- **PROBLEM DETAILS**
Reply with one number: the count of lines in the records below that hold "color".

=== DATA FOR PROCESSING ===

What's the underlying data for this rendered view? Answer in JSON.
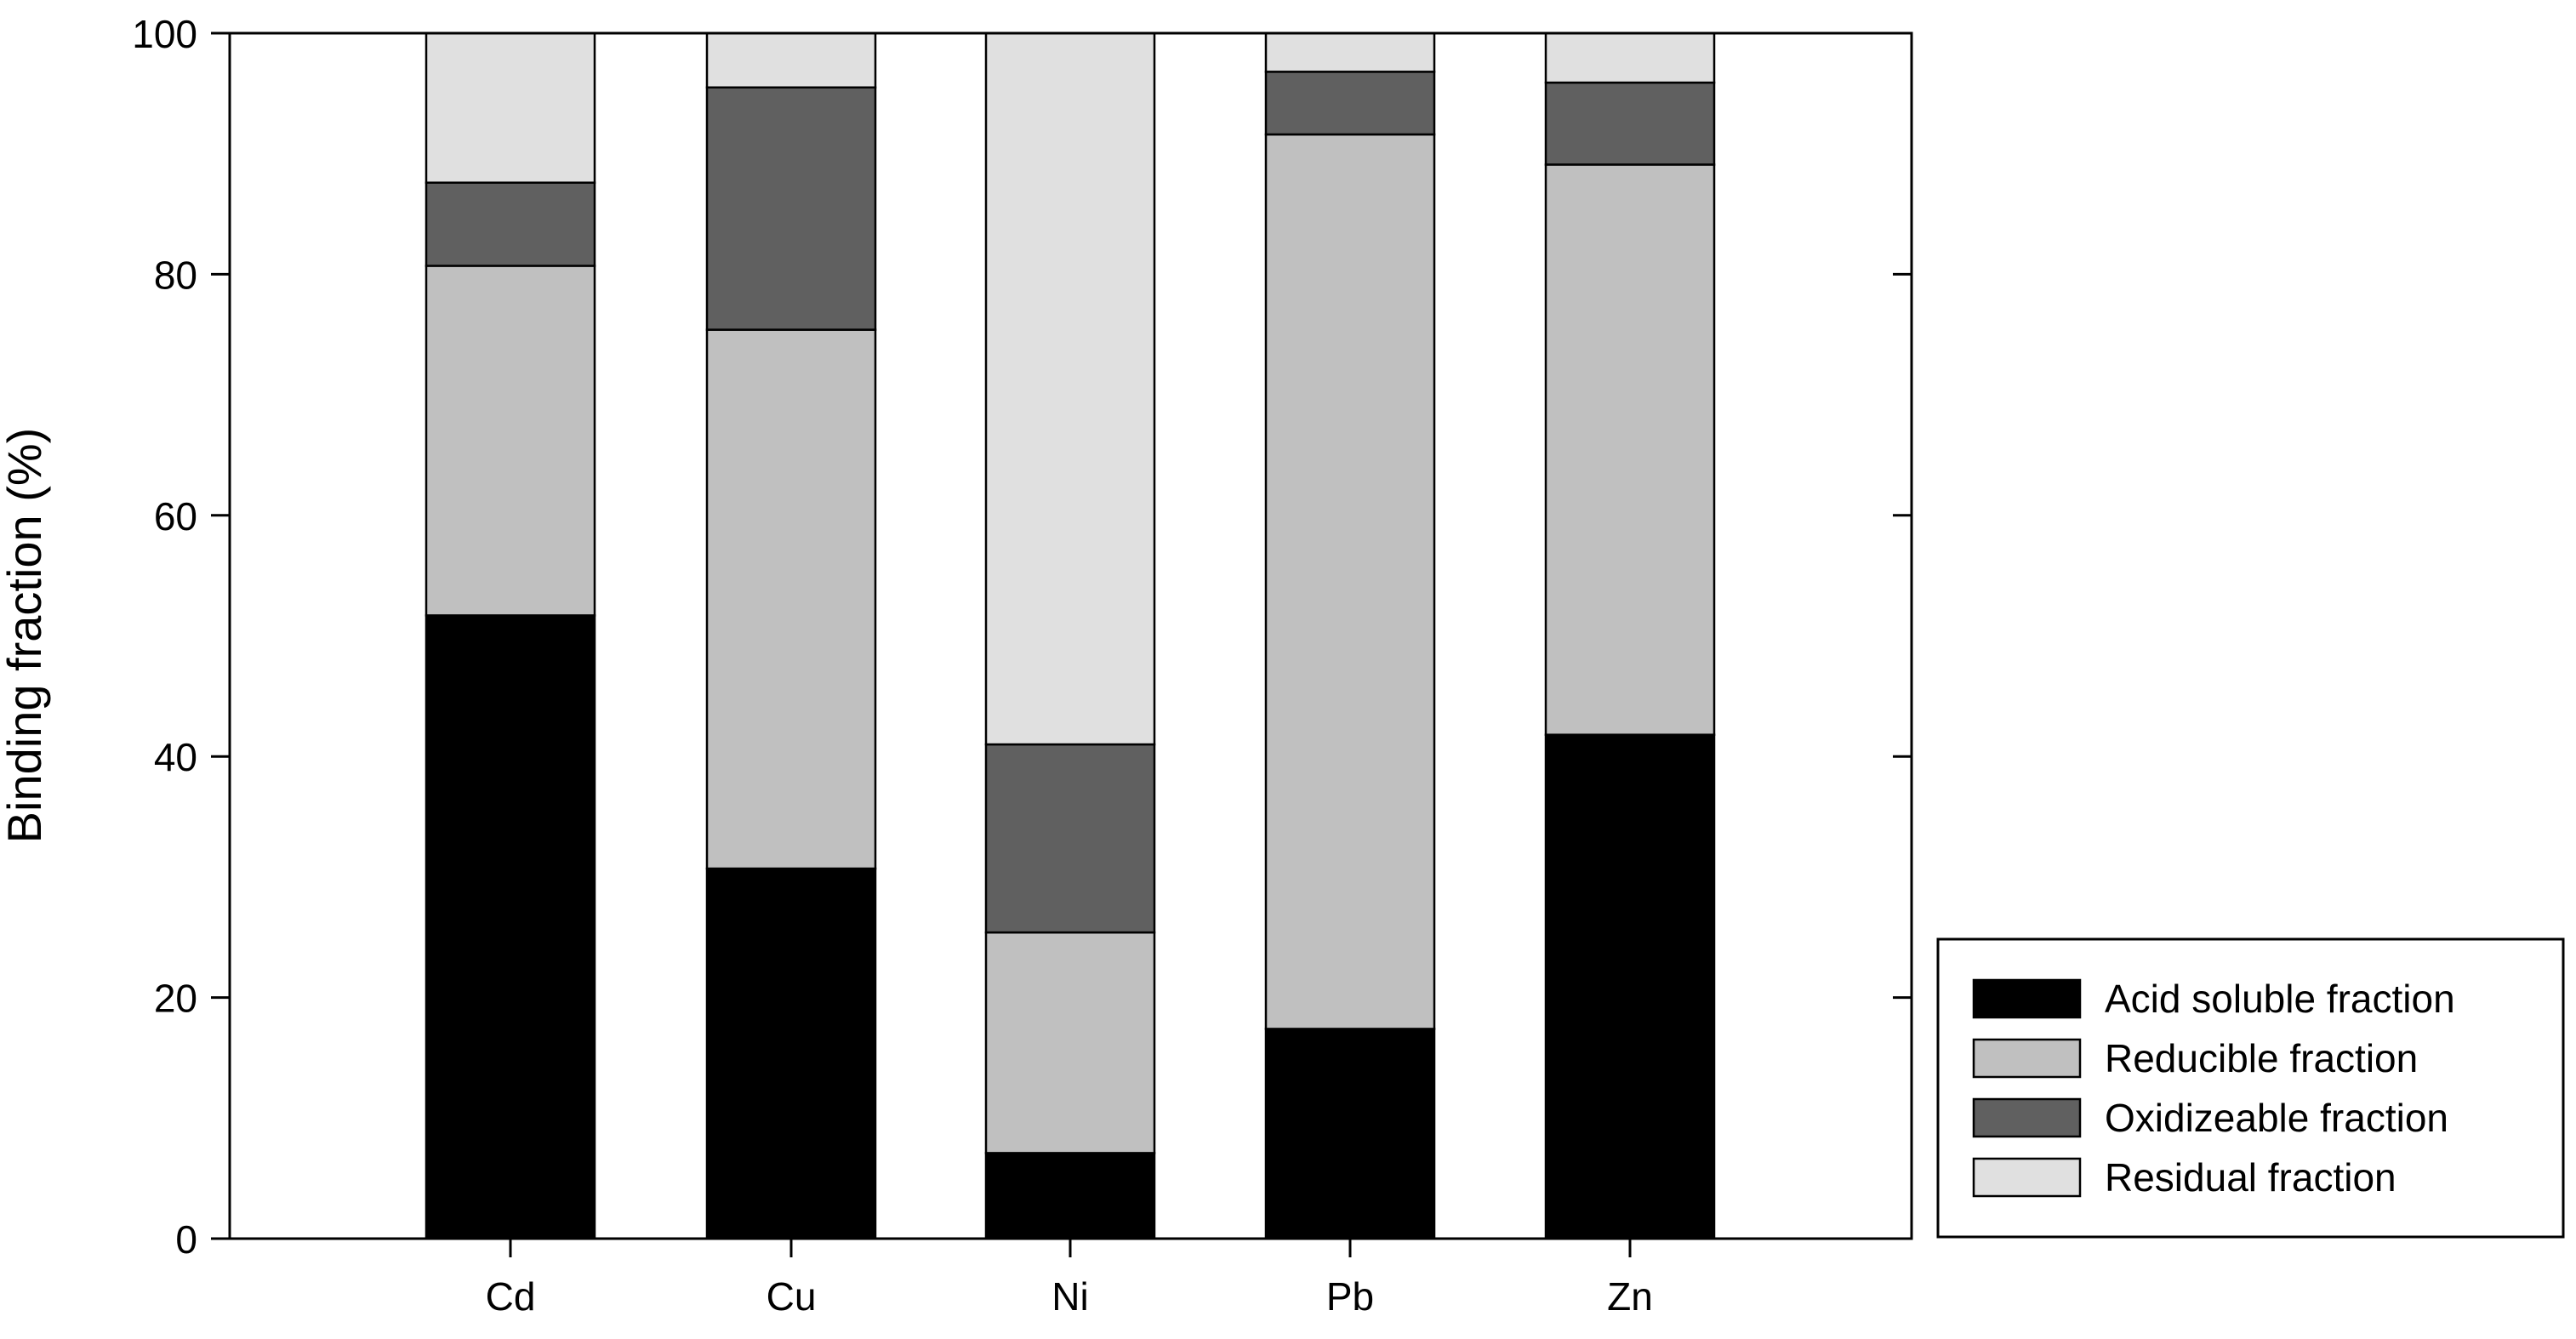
{
  "chart_data": {
    "type": "bar",
    "stacked": true,
    "title": "",
    "xlabel": "",
    "ylabel": "Binding fraction (%)",
    "ylim": [
      0,
      100
    ],
    "yticks": [
      0,
      20,
      40,
      60,
      80,
      100
    ],
    "grid": false,
    "legend_position": "bottom-right, outside plot area",
    "categories": [
      "Cd",
      "Cu",
      "Ni",
      "Pb",
      "Zn"
    ],
    "series": [
      {
        "name": "Acid soluble fraction",
        "color": "#000000",
        "values": [
          51.7,
          30.7,
          7.1,
          17.4,
          41.8
        ]
      },
      {
        "name": "Reducible fraction",
        "color": "#c0c0c0",
        "values": [
          29.0,
          44.7,
          18.3,
          74.2,
          47.3
        ]
      },
      {
        "name": "Oxidizeable fraction",
        "color": "#606060",
        "values": [
          6.9,
          20.1,
          15.6,
          5.2,
          6.8
        ]
      },
      {
        "name": "Residual fraction",
        "color": "#e0e0e0",
        "values": [
          12.4,
          4.5,
          59.0,
          3.2,
          4.1
        ]
      }
    ]
  }
}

===

- **TASK RESPONSE**
4